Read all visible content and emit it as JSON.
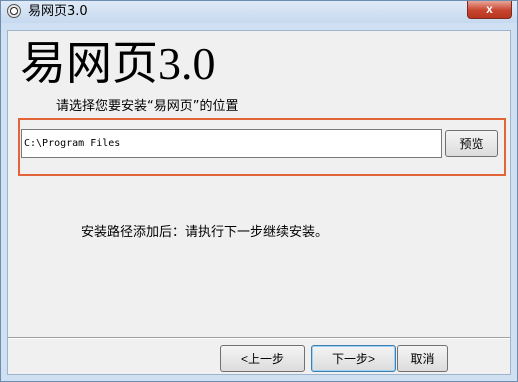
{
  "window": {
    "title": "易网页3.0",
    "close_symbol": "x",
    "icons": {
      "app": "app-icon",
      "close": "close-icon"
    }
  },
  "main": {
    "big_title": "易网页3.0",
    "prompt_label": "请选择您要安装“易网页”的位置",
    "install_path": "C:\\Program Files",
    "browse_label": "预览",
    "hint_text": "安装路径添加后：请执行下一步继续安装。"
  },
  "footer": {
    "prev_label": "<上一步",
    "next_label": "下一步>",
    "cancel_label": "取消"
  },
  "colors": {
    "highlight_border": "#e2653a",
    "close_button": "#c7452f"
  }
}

Exercise goal - Write out the entries above verbatim; the pictures do not belong in your copy.

Exercise output -
Read all visible content and emit it as JSON.
{
  "window": {
    "title": "易网页3.0",
    "close_symbol": "x",
    "icons": {
      "app": "app-icon",
      "close": "close-icon"
    }
  },
  "main": {
    "big_title": "易网页3.0",
    "prompt_label": "请选择您要安装“易网页”的位置",
    "install_path": "C:\\Program Files",
    "browse_label": "预览",
    "hint_text": "安装路径添加后：请执行下一步继续安装。"
  },
  "footer": {
    "prev_label": "<上一步",
    "next_label": "下一步>",
    "cancel_label": "取消"
  },
  "colors": {
    "highlight_border": "#e2653a",
    "close_button": "#c7452f"
  }
}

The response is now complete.